Skip the pictures and quote all of the lines exactly.

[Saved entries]
╭──

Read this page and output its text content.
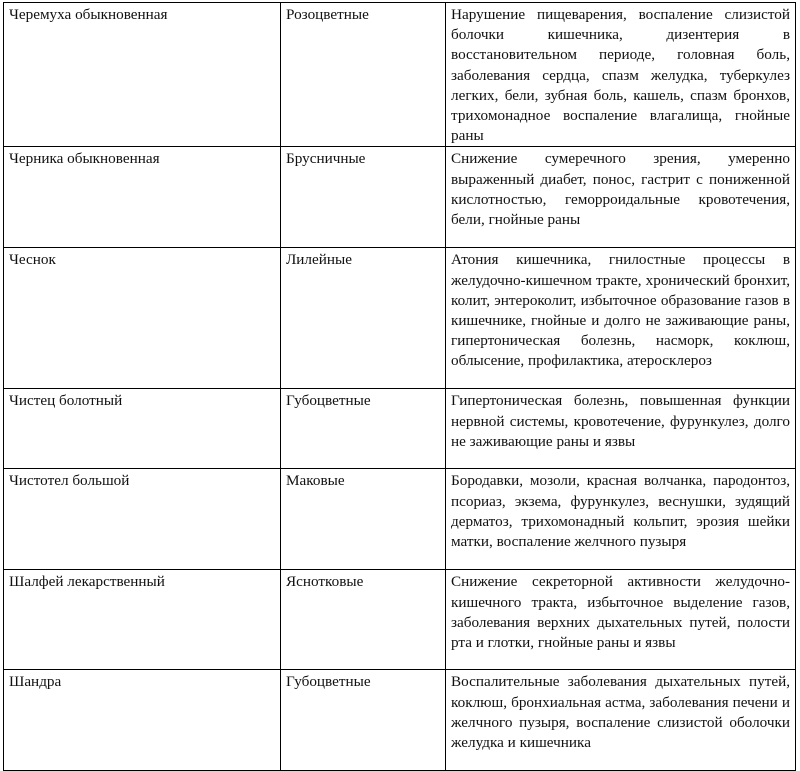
Черемуха обыкновенная	Розоцветные	Нарушение пищеварения, воспаление слизистой болочки кишечника, дизентерия в восстановительном периоде, головная боль, заболевания сердца, спазм желудка, туберкулез легких, бели, зубная боль, кашель, спазм бронхов, трихомонадное воспаление влагалища, гнойные раны
Черника обыкновенная	Брусничные	Снижение сумеречного зрения, умеренно выраженный диабет, понос, гастрит с пониженной кислотностью, геморроидальные кровотечения, бели, гнойные раны
Чеснок	Лилейные	Атония кишечника, гнилостные процессы в желудочно-кишечном тракте, хронический бронхит, колит, энтероколит, избыточное образование газов в кишечнике, гнойные и долго не заживающие раны, гипертоническая болезнь, насморк, коклюш, облысение, профилактика, атеросклероз
Чистец болотный	Губоцветные	Гипертоническая болезнь, повышенная функции нервной системы, кровотечение, фурункулез, долго не заживающие раны и язвы
Чистотел большой	Маковые	Бородавки, мозоли, красная волчанка, пародонтоз, псориаз, экзема, фурункулез, веснушки, зудящий дерматоз, трихомонадный кольпит, эрозия шейки матки, воспаление желчного пузыря
Шалфей лекарственный	Яснотковые	Снижение секреторной активности желудочно-кишечного тракта, избыточное выделение газов, заболевания верхних дыхательных путей, полости рта и глотки, гнойные раны и язвы
Шандра	Губоцветные	Воспалительные заболевания дыхательных путей, коклюш, бронхиальная астма, заболевания печени и желчного пузыря, воспаление слизистой оболочки желудка и кишечника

╰──

_Answer:_
Read this page and output its text content.
Черемуха обыкновенная	Розоцветные	Нарушение пищеварения, воспаление слизистой болочки кишечника, дизентерия в восстановительном периоде, головная боль, заболевания сердца, спазм желудка, туберкулез легких, бели, зубная боль, кашель, спазм бронхов, трихомонадное воспаление влагалища, гнойные раны
Черника обыкновенная	Брусничные	Снижение сумеречного зрения, умеренно выраженный диабет, понос, гастрит с пониженной кислотностью, геморроидальные кровотечения, бели, гнойные раны
Чеснок	Лилейные	Атония кишечника, гнилостные процессы в желудочно-кишечном тракте, хронический бронхит, колит, энтероколит, избыточное образование газов в кишечнике, гнойные и долго не заживающие раны, гипертоническая болезнь, насморк, коклюш, облысение, профилактика, атеросклероз
Чистец болотный	Губоцветные	Гипертоническая болезнь, повышенная функции нервной системы, кровотечение, фурункулез, долго не заживающие раны и язвы
Чистотел большой	Маковые	Бородавки, мозоли, красная волчанка, пародонтоз, псориаз, экзема, фурункулез, веснушки, зудящий дерматоз, трихомонадный кольпит, эрозия шейки матки, воспаление желчного пузыря
Шалфей лекарственный	Яснотковые	Снижение секреторной активности желудочно-кишечного тракта, избыточное выделение газов, заболевания верхних дыхательных путей, полости рта и глотки, гнойные раны и язвы
Шандра	Губоцветные	Воспалительные заболевания дыхательных путей, коклюш, бронхиальная астма, заболевания печени и желчного пузыря, воспаление слизистой оболочки желудка и кишечника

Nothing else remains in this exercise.